***** Records *****

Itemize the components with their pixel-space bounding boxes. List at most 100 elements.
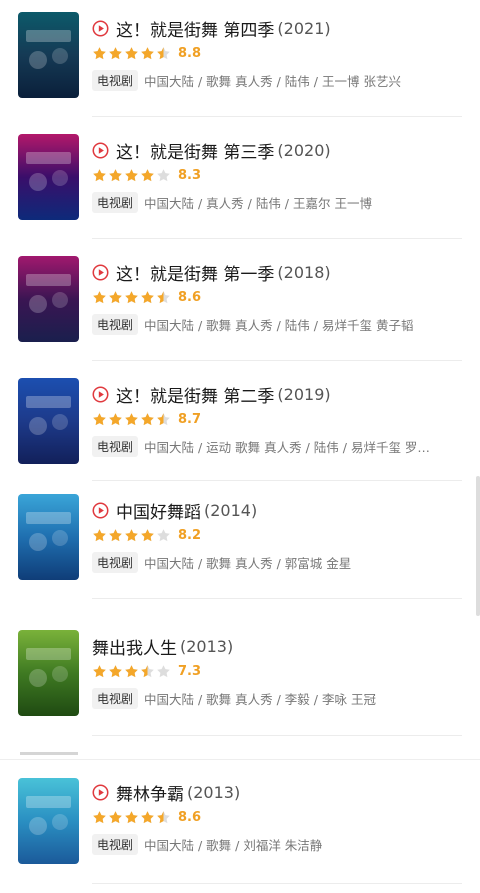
play-icon[interactable]: [92, 142, 109, 159]
play-icon[interactable]: [92, 386, 109, 403]
list-item[interactable]: 舞林争霸 (2013) 8.6 电视剧 中国大陆 / 歌舞 / 刘福洋 朱洁静: [0, 778, 480, 878]
item-year: (2018): [277, 262, 331, 282]
rating-row: 8.6: [92, 808, 201, 826]
item-title[interactable]: 这！就是街舞 第三季: [116, 138, 274, 163]
category-tag: 电视剧: [92, 435, 139, 457]
item-year: (2013): [187, 782, 241, 802]
star-icon: [141, 412, 154, 425]
item-meta: 中国大陆 / 真人秀 / 陆伟 / 王嘉尔 王一博: [144, 195, 372, 211]
rating-row: 8.3: [92, 166, 201, 184]
star-icon: [109, 168, 122, 181]
item-title[interactable]: 这！就是街舞 第二季: [116, 382, 274, 407]
star-icon: [125, 168, 138, 181]
item-title[interactable]: 中国好舞蹈: [116, 498, 201, 523]
list-item[interactable]: 这！就是街舞 第四季 (2021) 8.8 电视剧 中国大陆 / 歌舞 真人秀 / 陆伟…: [0, 12, 480, 114]
title-row: 舞出我人生 (2013): [92, 632, 233, 660]
list-item[interactable]: 这！就是街舞 第二季 (2019) 8.7 电视剧 中国大陆 / 运动 歌舞 真人秀 /…: [0, 378, 480, 480]
star-icon: [157, 528, 170, 541]
list-item[interactable]: 舞出我人生 (2013) 7.3 电视剧 中国大陆 / 歌舞 真人秀 / 李毅 / 李咏…: [0, 630, 480, 732]
category-tag: 电视剧: [92, 313, 139, 335]
poster-image[interactable]: [18, 256, 79, 342]
star-icon: [93, 168, 106, 181]
poster-image[interactable]: [18, 378, 79, 464]
list-item[interactable]: 这！就是街舞 第三季 (2020) 8.3 电视剧 中国大陆 / 真人秀 / 陆伟 / …: [0, 134, 480, 236]
star-icon: [141, 290, 154, 303]
item-meta: 中国大陆 / 歌舞 / 刘福洋 朱洁静: [144, 837, 323, 853]
star-icon: [125, 810, 138, 823]
item-title[interactable]: 这！就是街舞 第四季: [116, 16, 274, 41]
title-row: 这！就是街舞 第二季 (2019): [92, 380, 331, 408]
star-rating: [92, 412, 172, 427]
rating-score: 8.6: [178, 809, 202, 825]
rating-score: 8.7: [178, 411, 202, 427]
star-icon: [141, 810, 154, 823]
meta-row: 电视剧 中国大陆 / 运动 歌舞 真人秀 / 陆伟 / 易烊千玺 罗…: [92, 435, 460, 457]
list-item[interactable]: 这！就是街舞 第一季 (2018) 8.6 电视剧 中国大陆 / 歌舞 真人秀 / 陆伟…: [0, 256, 480, 358]
star-rating: [92, 290, 172, 305]
rating-score: 8.2: [178, 527, 202, 543]
item-meta: 中国大陆 / 运动 歌舞 真人秀 / 陆伟 / 易烊千玺 罗…: [144, 439, 430, 455]
category-tag: 电视剧: [92, 69, 139, 91]
item-divider: [92, 360, 462, 361]
item-year: (2013): [180, 636, 234, 656]
rating-score: 7.3: [178, 663, 202, 679]
rating-score: 8.3: [178, 167, 202, 183]
star-icon: [157, 168, 170, 181]
star-icon: [157, 810, 170, 823]
star-icon: [125, 290, 138, 303]
play-icon[interactable]: [92, 20, 109, 37]
star-rating: [92, 528, 172, 543]
rating-row: 8.7: [92, 410, 201, 428]
poster-image[interactable]: [18, 630, 79, 716]
star-icon: [157, 46, 170, 59]
rating-row: 7.3: [92, 662, 201, 680]
star-icon: [157, 290, 170, 303]
star-icon: [109, 46, 122, 59]
star-icon: [157, 664, 170, 677]
item-title[interactable]: 舞林争霸: [116, 780, 184, 805]
star-icon: [93, 664, 106, 677]
section-divider: [0, 759, 480, 760]
star-icon: [125, 46, 138, 59]
category-tag: 电视剧: [92, 551, 139, 573]
meta-row: 电视剧 中国大陆 / 歌舞 / 刘福洋 朱洁静: [92, 833, 460, 855]
star-icon: [93, 46, 106, 59]
play-icon[interactable]: [92, 784, 109, 801]
item-divider: [92, 735, 462, 736]
category-tag: 电视剧: [92, 833, 139, 855]
category-tag: 电视剧: [92, 191, 139, 213]
star-icon: [141, 664, 154, 677]
item-title[interactable]: 这！就是街舞 第一季: [116, 260, 274, 285]
item-divider: [92, 598, 462, 599]
star-icon: [157, 412, 170, 425]
star-icon: [93, 290, 106, 303]
meta-row: 电视剧 中国大陆 / 歌舞 真人秀 / 陆伟 / 王一博 张艺兴: [92, 69, 460, 91]
star-rating: [92, 46, 172, 61]
star-icon: [93, 412, 106, 425]
scrollbar[interactable]: [476, 476, 480, 616]
rating-row: 8.2: [92, 526, 201, 544]
item-meta: 中国大陆 / 歌舞 真人秀 / 郭富城 金星: [144, 555, 352, 571]
star-icon: [141, 528, 154, 541]
item-title[interactable]: 舞出我人生: [92, 634, 177, 659]
title-row: 这！就是街舞 第三季 (2020): [92, 136, 331, 164]
item-divider: [92, 116, 462, 117]
star-icon: [125, 412, 138, 425]
play-icon[interactable]: [92, 502, 109, 519]
poster-image[interactable]: [18, 12, 79, 98]
meta-row: 电视剧 中国大陆 / 歌舞 真人秀 / 郭富城 金星: [92, 551, 460, 573]
play-icon[interactable]: [92, 264, 109, 281]
star-icon: [109, 290, 122, 303]
poster-image[interactable]: [18, 778, 79, 864]
star-icon: [125, 528, 138, 541]
item-meta: 中国大陆 / 歌舞 真人秀 / 陆伟 / 王一博 张艺兴: [144, 73, 401, 89]
list-item[interactable]: 中国好舞蹈 (2014) 8.2 电视剧 中国大陆 / 歌舞 真人秀 / 郭富城 金星: [0, 494, 480, 596]
rating-row: 8.6: [92, 288, 201, 306]
star-icon: [109, 810, 122, 823]
rating-score: 8.8: [178, 45, 202, 61]
title-row: 舞林争霸 (2013): [92, 778, 240, 806]
item-meta: 中国大陆 / 歌舞 真人秀 / 陆伟 / 易烊千玺 黄子韬: [144, 317, 414, 333]
star-icon: [141, 46, 154, 59]
poster-image[interactable]: [18, 494, 79, 580]
poster-image[interactable]: [18, 134, 79, 220]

*****

* Exercise brief: Duplicate the lines in the stored data above, starting at the line containing "play-icon[interactable]: [92, 142, 109, 159]" and ending at the line containing "item-title[interactable]: 这！就是街舞 第三季: [116, 138, 274, 163]", including both of those lines.

* Result:
play-icon[interactable]: [92, 142, 109, 159]
play-icon[interactable]: [92, 386, 109, 403]
list-item[interactable]: 舞林争霸 (2013) 8.6 电视剧 中国大陆 / 歌舞 / 刘福洋 朱洁静: [0, 778, 480, 878]
item-year: (2018): [277, 262, 331, 282]
rating-row: 8.6: [92, 808, 201, 826]
item-title[interactable]: 这！就是街舞 第三季: [116, 138, 274, 163]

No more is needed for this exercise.